Gather all lines in the entries below that include the word "prion".

= = = = =

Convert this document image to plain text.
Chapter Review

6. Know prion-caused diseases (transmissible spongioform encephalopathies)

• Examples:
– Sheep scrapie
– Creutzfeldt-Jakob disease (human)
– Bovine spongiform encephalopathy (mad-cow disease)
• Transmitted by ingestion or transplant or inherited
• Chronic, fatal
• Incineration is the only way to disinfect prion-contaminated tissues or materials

= = = = =

**Reply:**
6. Know prion-caused diseases (transmissible spongioform encephalopathies)
• Incineration is the only way to disinfect prion-contaminated tissues or materials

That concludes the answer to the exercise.